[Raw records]

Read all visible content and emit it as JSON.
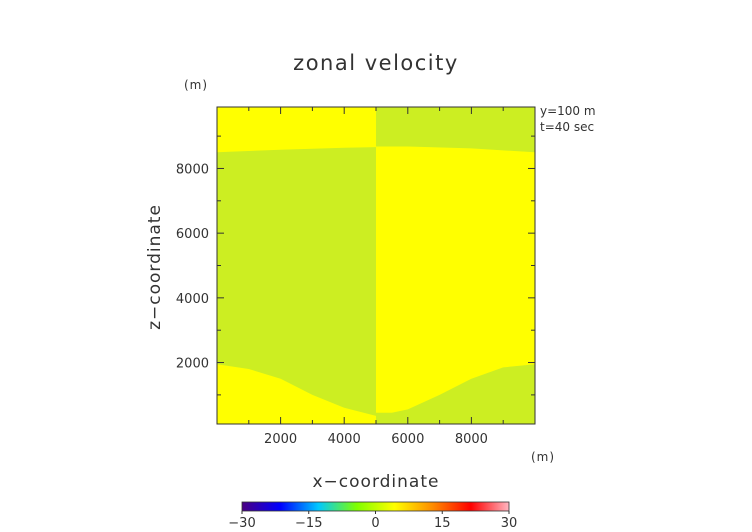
{
  "chart_data": {
    "type": "heatmap",
    "title": "zonal velocity",
    "xlabel": "x−coordinate",
    "ylabel": "z−coordinate",
    "x_unit": "(m)",
    "z_unit": "(m)",
    "annotations": [
      "y=100 m",
      "t=40 sec"
    ],
    "xlim": [
      0,
      10000
    ],
    "ylim": [
      100,
      9900
    ],
    "x_ticks": [
      2000,
      4000,
      6000,
      8000
    ],
    "y_ticks": [
      2000,
      4000,
      6000,
      8000
    ],
    "x_tick_labels": [
      "2000",
      "4000",
      "6000",
      "8000"
    ],
    "y_tick_labels": [
      "2000",
      "4000",
      "6000",
      "8000"
    ],
    "colorbar": {
      "range": [
        -30,
        30
      ],
      "ticks": [
        -30,
        -15,
        0,
        15,
        30
      ],
      "tick_labels": [
        "−30",
        "−15",
        "0",
        "15",
        "30"
      ],
      "colors": [
        "#4b0082",
        "#0000ff",
        "#00c8ff",
        "#7fff00",
        "#ffff00",
        "#ff8c00",
        "#ff0000",
        "#ffb6c1"
      ]
    },
    "regions": [
      {
        "name": "top-left",
        "value": 5,
        "color": "#ffff00",
        "x_range": [
          0,
          5000
        ],
        "z_top": 9900,
        "z_boundary": [
          [
            0,
            8500
          ],
          [
            2000,
            8580
          ],
          [
            4000,
            8640
          ],
          [
            5000,
            8660
          ]
        ]
      },
      {
        "name": "top-right",
        "value": -5,
        "color": "#ccee22",
        "x_range": [
          5000,
          10000
        ],
        "z_top": 9900,
        "z_boundary": [
          [
            5000,
            8680
          ],
          [
            6000,
            8680
          ],
          [
            8000,
            8620
          ],
          [
            10000,
            8500
          ]
        ]
      },
      {
        "name": "left-column",
        "value": -5,
        "color": "#ccee22",
        "x_range": [
          0,
          5000
        ]
      },
      {
        "name": "right-column",
        "value": 5,
        "color": "#ffff00",
        "x_range": [
          5000,
          10000
        ]
      },
      {
        "name": "bottom-left",
        "value": 5,
        "color": "#ffff00",
        "x_range": [
          0,
          5000
        ],
        "z_bottom": 100,
        "z_boundary": [
          [
            0,
            1950
          ],
          [
            1000,
            1800
          ],
          [
            2000,
            1500
          ],
          [
            3000,
            1000
          ],
          [
            4000,
            600
          ],
          [
            4800,
            400
          ],
          [
            5000,
            350
          ]
        ]
      },
      {
        "name": "bottom-right",
        "value": -5,
        "color": "#ccee22",
        "x_range": [
          5000,
          10000
        ],
        "z_bottom": 100,
        "z_boundary": [
          [
            5000,
            450
          ],
          [
            5500,
            450
          ],
          [
            6000,
            550
          ],
          [
            7000,
            1000
          ],
          [
            8000,
            1500
          ],
          [
            9000,
            1850
          ],
          [
            10000,
            1950
          ]
        ]
      }
    ]
  }
}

> _Stated goal_: Pick out, from the lines above, every one that contains the string "left".

> _Answer for this exercise_:
        "name": "top-left",
        "name": "left-column",
        "name": "bottom-left",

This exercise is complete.